→ GIVEN INSTRUCTION: Please write the listing below out again exactly, leaving every picture behind.

→ SUPPLIED DATA:
· · ·

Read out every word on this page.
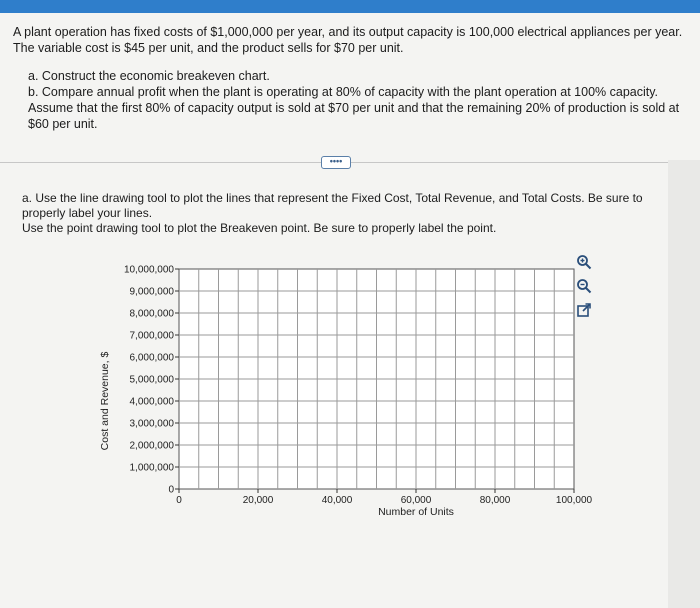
A plant operation has fixed costs of $1,000,000 per year, and its output capacity is 100,000 electrical appliances per year. The variable cost is $45 per unit, and the product sells for $70 per unit.

a. Construct the economic breakeven chart.

b. Compare annual profit when the plant is operating at 80% of capacity with the plant operation at 100% capacity. Assume that the first 80% of capacity output is sold at $70 per unit and that the remaining 20% of production is sold at $60 per unit.

••••

a. Use the line drawing tool to plot the lines that represent the Fixed Cost, Total Revenue, and Total Costs. Be sure to properly label your lines.

Use the point drawing tool to plot the Breakeven point. Be sure to properly label the point.

0
1,000,000
2,000,000
3,000,000
4,000,000
5,000,000
6,000,000
7,000,000
8,000,000
9,000,000
10,000,000
0	20,000	40,000	60,000	80,000	100,000
Number of Units
Cost and Revenue, $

· · ·

→ SOLUTION FOR THIS PROBLEM:
Read out every word on this page.
A plant operation has fixed costs of $1,000,000 per year, and its output capacity is 100,000 electrical appliances per year. The variable cost is $45 per unit, and the product sells for $70 per unit.

a. Construct the economic breakeven chart.

b. Compare annual profit when the plant is operating at 80% of capacity with the plant operation at 100% capacity. Assume that the first 80% of capacity output is sold at $70 per unit and that the remaining 20% of production is sold at $60 per unit.

••••

a. Use the line drawing tool to plot the lines that represent the Fixed Cost, Total Revenue, and Total Costs. Be sure to properly label your lines.

Use the point drawing tool to plot the Breakeven point. Be sure to properly label the point.

0
1,000,000
2,000,000
3,000,000
4,000,000
5,000,000
6,000,000
7,000,000
8,000,000
9,000,000
10,000,000
0	20,000	40,000	60,000	80,000	100,000
Number of Units
Cost and Revenue, $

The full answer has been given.